Task input:
──────

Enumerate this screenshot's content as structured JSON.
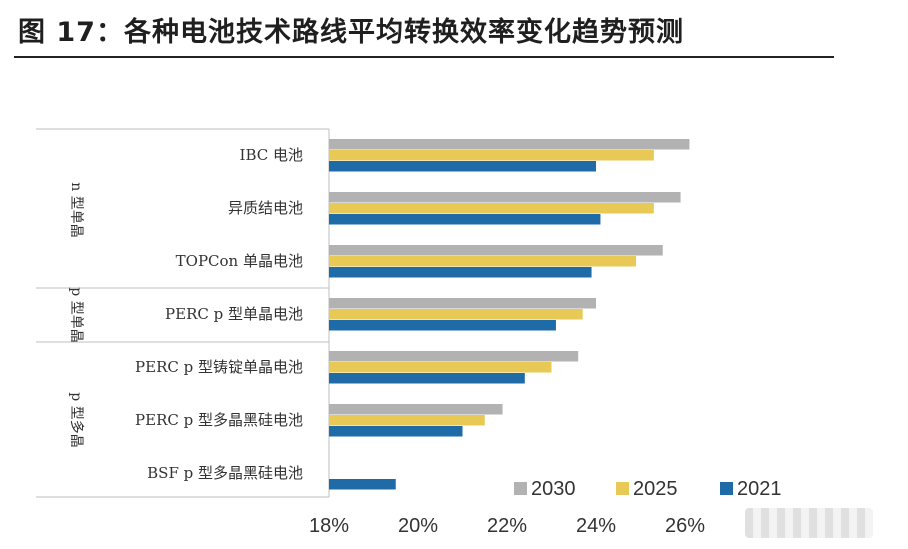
{
  "title": "图 17：各种电池技术路线平均转换效率变化趋势预测",
  "chart_data": {
    "type": "bar",
    "orientation": "horizontal",
    "xlim": [
      18,
      26.9
    ],
    "x_ticks": [
      "18%",
      "20%",
      "22%",
      "24%",
      "26%"
    ],
    "x_tick_values": [
      18,
      20,
      22,
      24,
      26
    ],
    "grid": false,
    "legend_position": "bottom-right",
    "categories": [
      "IBC 电池",
      "异质结电池",
      "TOPCon 单晶电池",
      "PERC p 型单晶电池",
      "PERC p 型铸锭单晶电池",
      "PERC p 型多晶黑硅电池",
      "BSF p 型多晶黑硅电池"
    ],
    "groups": [
      {
        "label": "n 型单晶",
        "categories": [
          0,
          1,
          2
        ]
      },
      {
        "label": "p 型单晶",
        "categories": [
          3
        ]
      },
      {
        "label": "p 型多晶",
        "categories": [
          4,
          5,
          6
        ]
      }
    ],
    "series": [
      {
        "name": "2030",
        "color": "#B2B2B2",
        "values": [
          26.1,
          25.9,
          25.5,
          24.0,
          23.6,
          21.9,
          null
        ]
      },
      {
        "name": "2025",
        "color": "#E8C956",
        "values": [
          25.3,
          25.3,
          24.9,
          23.7,
          23.0,
          21.5,
          null
        ]
      },
      {
        "name": "2021",
        "color": "#1F6BA8",
        "values": [
          24.0,
          24.1,
          23.9,
          23.1,
          22.4,
          21.0,
          19.5
        ]
      }
    ]
  }
}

──────

Exercise description:
Pull out each line containing the word "color" and copy it.

Answer to the exercise:
        "color": "#B2B2B2",
        "color": "#E8C956",
        "color": "#1F6BA8",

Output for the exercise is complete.